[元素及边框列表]
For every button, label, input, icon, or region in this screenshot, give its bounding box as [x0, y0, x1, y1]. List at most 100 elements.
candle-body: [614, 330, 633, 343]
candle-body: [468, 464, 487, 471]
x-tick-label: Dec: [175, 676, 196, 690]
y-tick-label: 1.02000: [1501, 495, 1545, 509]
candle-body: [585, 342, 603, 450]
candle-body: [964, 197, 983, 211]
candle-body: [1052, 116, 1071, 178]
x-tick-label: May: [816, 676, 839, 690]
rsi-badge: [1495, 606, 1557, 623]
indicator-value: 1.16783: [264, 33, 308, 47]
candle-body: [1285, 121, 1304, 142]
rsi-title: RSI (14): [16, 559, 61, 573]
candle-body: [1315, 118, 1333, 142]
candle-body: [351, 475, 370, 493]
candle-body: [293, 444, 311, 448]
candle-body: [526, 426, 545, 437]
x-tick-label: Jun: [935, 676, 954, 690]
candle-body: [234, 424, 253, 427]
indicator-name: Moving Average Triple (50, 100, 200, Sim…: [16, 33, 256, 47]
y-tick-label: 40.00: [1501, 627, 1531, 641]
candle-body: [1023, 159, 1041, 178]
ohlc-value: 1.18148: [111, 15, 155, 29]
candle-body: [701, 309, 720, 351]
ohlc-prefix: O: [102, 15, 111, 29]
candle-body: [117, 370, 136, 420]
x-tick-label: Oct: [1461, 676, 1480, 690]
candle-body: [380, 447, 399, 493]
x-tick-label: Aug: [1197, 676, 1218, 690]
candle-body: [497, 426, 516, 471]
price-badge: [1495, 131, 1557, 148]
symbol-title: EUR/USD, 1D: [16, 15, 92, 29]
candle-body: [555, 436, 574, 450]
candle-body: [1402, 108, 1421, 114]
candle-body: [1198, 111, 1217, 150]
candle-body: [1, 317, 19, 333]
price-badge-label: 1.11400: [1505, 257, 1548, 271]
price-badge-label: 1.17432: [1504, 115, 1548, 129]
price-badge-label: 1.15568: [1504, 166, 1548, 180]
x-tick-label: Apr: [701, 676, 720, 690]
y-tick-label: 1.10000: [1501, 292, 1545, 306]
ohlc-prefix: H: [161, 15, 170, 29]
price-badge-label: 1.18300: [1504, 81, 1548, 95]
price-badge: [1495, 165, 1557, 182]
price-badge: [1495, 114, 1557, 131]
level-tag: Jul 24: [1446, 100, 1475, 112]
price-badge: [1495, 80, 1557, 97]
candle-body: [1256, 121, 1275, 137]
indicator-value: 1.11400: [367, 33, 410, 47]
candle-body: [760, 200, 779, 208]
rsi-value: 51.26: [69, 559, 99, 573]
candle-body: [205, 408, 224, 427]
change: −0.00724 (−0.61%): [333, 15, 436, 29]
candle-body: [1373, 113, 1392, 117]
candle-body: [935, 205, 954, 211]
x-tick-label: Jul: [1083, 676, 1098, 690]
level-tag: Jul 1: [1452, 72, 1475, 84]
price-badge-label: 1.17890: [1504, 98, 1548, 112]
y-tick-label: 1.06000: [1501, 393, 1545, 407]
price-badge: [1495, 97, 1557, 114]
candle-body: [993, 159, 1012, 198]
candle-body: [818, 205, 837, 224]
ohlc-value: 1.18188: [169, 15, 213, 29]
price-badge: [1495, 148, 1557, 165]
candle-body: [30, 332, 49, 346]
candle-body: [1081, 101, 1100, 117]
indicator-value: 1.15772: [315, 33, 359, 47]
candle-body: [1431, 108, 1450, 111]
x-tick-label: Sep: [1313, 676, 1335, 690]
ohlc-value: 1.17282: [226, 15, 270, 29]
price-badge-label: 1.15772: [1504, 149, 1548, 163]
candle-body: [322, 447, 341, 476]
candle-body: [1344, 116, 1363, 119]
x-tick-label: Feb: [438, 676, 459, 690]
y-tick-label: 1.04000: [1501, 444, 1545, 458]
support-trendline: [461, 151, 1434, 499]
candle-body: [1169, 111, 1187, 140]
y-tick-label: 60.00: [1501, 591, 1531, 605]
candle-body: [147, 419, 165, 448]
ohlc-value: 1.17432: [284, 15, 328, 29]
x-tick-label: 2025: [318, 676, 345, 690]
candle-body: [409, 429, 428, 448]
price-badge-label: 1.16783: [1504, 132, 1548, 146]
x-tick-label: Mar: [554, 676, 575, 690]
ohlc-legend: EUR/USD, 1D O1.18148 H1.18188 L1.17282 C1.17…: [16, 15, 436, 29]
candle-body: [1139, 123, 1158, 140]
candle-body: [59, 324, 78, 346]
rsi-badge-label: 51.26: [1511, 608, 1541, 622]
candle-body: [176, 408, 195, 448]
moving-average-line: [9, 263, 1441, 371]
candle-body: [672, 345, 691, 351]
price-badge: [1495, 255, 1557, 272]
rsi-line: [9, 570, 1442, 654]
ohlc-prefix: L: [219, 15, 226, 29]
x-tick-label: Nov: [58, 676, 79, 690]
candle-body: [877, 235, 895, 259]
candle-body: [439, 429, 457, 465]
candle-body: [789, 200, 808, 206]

任务说明 -> 将上方全部记录逐行照录，不得改动任何字符。

解答示例 ->
For every button, label, input, icon, or region in this screenshot, give its bounding box as [x0, y0, x1, y1]. List at most 100 elements.
candle-body: [614, 330, 633, 343]
candle-body: [468, 464, 487, 471]
x-tick-label: Dec: [175, 676, 196, 690]
y-tick-label: 1.02000: [1501, 495, 1545, 509]
candle-body: [585, 342, 603, 450]
candle-body: [964, 197, 983, 211]
candle-body: [1052, 116, 1071, 178]
x-tick-label: May: [816, 676, 839, 690]
rsi-badge: [1495, 606, 1557, 623]
indicator-value: 1.16783: [264, 33, 308, 47]
candle-body: [1285, 121, 1304, 142]
rsi-title: RSI (14): [16, 559, 61, 573]
candle-body: [1315, 118, 1333, 142]
candle-body: [351, 475, 370, 493]
candle-body: [293, 444, 311, 448]
candle-body: [526, 426, 545, 437]
x-tick-label: Jun: [935, 676, 954, 690]
candle-body: [234, 424, 253, 427]
indicator-name: Moving Average Triple (50, 100, 200, Sim…: [16, 33, 256, 47]
y-tick-label: 40.00: [1501, 627, 1531, 641]
candle-body: [1023, 159, 1041, 178]
ohlc-value: 1.18148: [111, 15, 155, 29]
candle-body: [701, 309, 720, 351]
ohlc-prefix: O: [102, 15, 111, 29]
candle-body: [117, 370, 136, 420]
x-tick-label: Oct: [1461, 676, 1480, 690]
candle-body: [380, 447, 399, 493]
x-tick-label: Aug: [1197, 676, 1218, 690]
candle-body: [497, 426, 516, 471]
price-badge: [1495, 131, 1557, 148]
symbol-title: EUR/USD, 1D: [16, 15, 92, 29]
candle-body: [555, 436, 574, 450]
candle-body: [1402, 108, 1421, 114]
candle-body: [1198, 111, 1217, 150]
candle-body: [1, 317, 19, 333]
price-badge-label: 1.11400: [1505, 257, 1548, 271]
price-badge-label: 1.17432: [1504, 115, 1548, 129]
price-badge-label: 1.15568: [1504, 166, 1548, 180]
x-tick-label: Apr: [701, 676, 720, 690]
y-tick-label: 1.10000: [1501, 292, 1545, 306]
ohlc-prefix: H: [161, 15, 170, 29]
price-badge-label: 1.18300: [1504, 81, 1548, 95]
price-badge: [1495, 165, 1557, 182]
price-badge: [1495, 114, 1557, 131]
level-tag: Jul 24: [1446, 100, 1475, 112]
price-badge: [1495, 80, 1557, 97]
candle-body: [1256, 121, 1275, 137]
indicator-value: 1.11400: [367, 33, 410, 47]
candle-body: [760, 200, 779, 208]
rsi-value: 51.26: [69, 559, 99, 573]
candle-body: [205, 408, 224, 427]
change: −0.00724 (−0.61%): [333, 15, 436, 29]
candle-body: [1373, 113, 1392, 117]
candle-body: [935, 205, 954, 211]
x-tick-label: Jul: [1083, 676, 1098, 690]
level-tag: Jul 1: [1452, 72, 1475, 84]
price-badge-label: 1.17890: [1504, 98, 1548, 112]
y-tick-label: 1.06000: [1501, 393, 1545, 407]
price-badge: [1495, 97, 1557, 114]
candle-body: [993, 159, 1012, 198]
candle-body: [818, 205, 837, 224]
ohlc-value: 1.18188: [169, 15, 213, 29]
price-badge: [1495, 148, 1557, 165]
candle-body: [30, 332, 49, 346]
candle-body: [1081, 101, 1100, 117]
indicator-value: 1.15772: [315, 33, 359, 47]
candle-body: [1431, 108, 1450, 111]
x-tick-label: Sep: [1313, 676, 1335, 690]
ohlc-value: 1.17282: [226, 15, 270, 29]
price-badge-label: 1.15772: [1504, 149, 1548, 163]
candle-body: [322, 447, 341, 476]
candle-body: [1344, 116, 1363, 119]
x-tick-label: Feb: [438, 676, 459, 690]
y-tick-label: 1.04000: [1501, 444, 1545, 458]
support-trendline: [461, 151, 1434, 499]
candle-body: [1169, 111, 1187, 140]
y-tick-label: 60.00: [1501, 591, 1531, 605]
candle-body: [147, 419, 165, 448]
ohlc-value: 1.17432: [284, 15, 328, 29]
x-tick-label: 2025: [318, 676, 345, 690]
candle-body: [409, 429, 428, 448]
price-badge-label: 1.16783: [1504, 132, 1548, 146]
x-tick-label: Mar: [554, 676, 575, 690]
ohlc-legend: EUR/USD, 1D O1.18148 H1.18188 L1.17282 C1.17…: [16, 15, 436, 29]
candle-body: [1139, 123, 1158, 140]
candle-body: [59, 324, 78, 346]
rsi-badge-label: 51.26: [1511, 608, 1541, 622]
candle-body: [176, 408, 195, 448]
moving-average-line: [9, 263, 1441, 371]
candle-body: [672, 345, 691, 351]
price-badge: [1495, 255, 1557, 272]
rsi-line: [9, 570, 1442, 654]
ohlc-prefix: L: [219, 15, 226, 29]
x-tick-label: Nov: [58, 676, 79, 690]
candle-body: [877, 235, 895, 259]
candle-body: [439, 429, 457, 465]
candle-body: [789, 200, 808, 206]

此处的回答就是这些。